AVAILABLE RECORDS
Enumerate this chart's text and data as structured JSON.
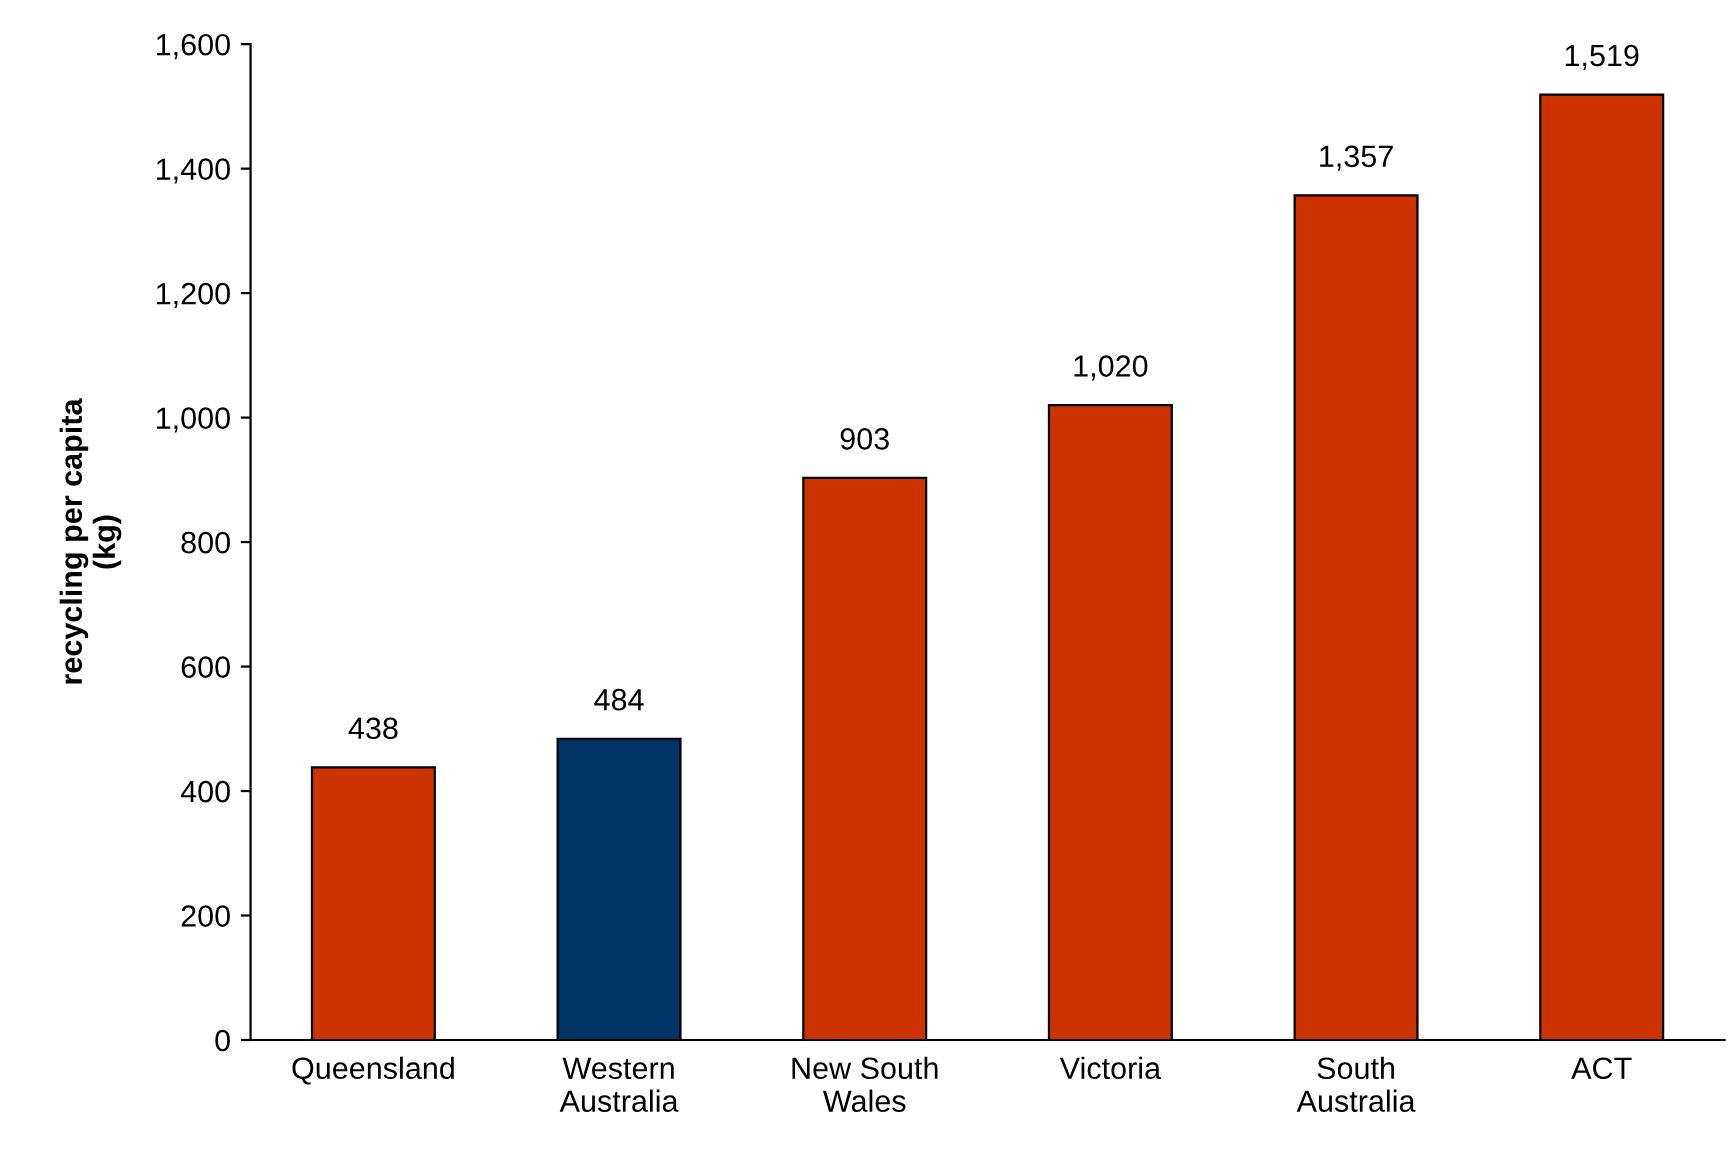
{
  "chart_data": {
    "type": "bar",
    "ylabel": "recycling per capita (kg)",
    "categories": [
      "Queensland",
      "Western Australia",
      "New South Wales",
      "Victoria",
      "South Australia",
      "ACT"
    ],
    "values": [
      438,
      484,
      903,
      1020,
      1357,
      1519
    ],
    "colors": [
      "#cc3300",
      "#003366",
      "#cc3300",
      "#cc3300",
      "#cc3300",
      "#cc3300"
    ],
    "ylim": [
      0,
      1600
    ],
    "yticks": [
      0,
      200,
      400,
      600,
      800,
      {
        "value": 1000,
        "label": "1,000"
      },
      {
        "value": 1200,
        "label": "1,200"
      },
      {
        "value": 1400,
        "label": "1,400"
      },
      {
        "value": 1600,
        "label": "1,600"
      }
    ],
    "value_labels": [
      "438",
      "484",
      "903",
      "1,020",
      "1,357",
      "1,519"
    ],
    "grid": false,
    "legend": false
  }
}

TASK STATEMENT
Identify every line where the string "Australia" appears.

FINISHED EXERCISE
      "Western Australia",
      "South Australia",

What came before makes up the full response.